### Aim
Copy every record below, exactly as written.

### Data provided
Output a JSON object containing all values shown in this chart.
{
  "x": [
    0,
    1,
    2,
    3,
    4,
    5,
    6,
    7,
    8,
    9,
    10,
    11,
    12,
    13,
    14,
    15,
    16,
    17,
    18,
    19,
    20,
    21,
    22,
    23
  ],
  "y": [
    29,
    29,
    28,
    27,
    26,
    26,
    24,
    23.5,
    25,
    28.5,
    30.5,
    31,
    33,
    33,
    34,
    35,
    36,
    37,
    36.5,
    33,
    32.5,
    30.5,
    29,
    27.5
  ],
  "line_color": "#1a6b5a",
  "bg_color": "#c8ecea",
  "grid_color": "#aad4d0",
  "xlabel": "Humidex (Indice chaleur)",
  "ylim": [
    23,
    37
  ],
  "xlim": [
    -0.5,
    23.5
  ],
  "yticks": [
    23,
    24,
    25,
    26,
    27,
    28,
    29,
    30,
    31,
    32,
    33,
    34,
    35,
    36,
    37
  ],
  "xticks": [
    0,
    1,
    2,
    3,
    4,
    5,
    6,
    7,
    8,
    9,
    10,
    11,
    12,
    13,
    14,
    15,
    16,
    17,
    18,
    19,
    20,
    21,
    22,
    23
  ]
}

### Solved problem
Output a JSON object containing all values shown in this chart.
{
  "x": [
    0,
    1,
    2,
    3,
    4,
    5,
    6,
    7,
    8,
    9,
    10,
    11,
    12,
    13,
    14,
    15,
    16,
    17,
    18,
    19,
    20,
    21,
    22,
    23
  ],
  "y": [
    29,
    29,
    28,
    27,
    26,
    26,
    24,
    23.5,
    25,
    28.5,
    30.5,
    31,
    33,
    33,
    34,
    35,
    36,
    37,
    36.5,
    33,
    32.5,
    30.5,
    29,
    27.5
  ],
  "line_color": "#1a6b5a",
  "bg_color": "#c8ecea",
  "grid_color": "#aad4d0",
  "xlabel": "Humidex (Indice chaleur)",
  "ylim": [
    23,
    37
  ],
  "xlim": [
    -0.5,
    23.5
  ],
  "yticks": [
    23,
    24,
    25,
    26,
    27,
    28,
    29,
    30,
    31,
    32,
    33,
    34,
    35,
    36,
    37
  ],
  "xticks": [
    0,
    1,
    2,
    3,
    4,
    5,
    6,
    7,
    8,
    9,
    10,
    11,
    12,
    13,
    14,
    15,
    16,
    17,
    18,
    19,
    20,
    21,
    22,
    23
  ]
}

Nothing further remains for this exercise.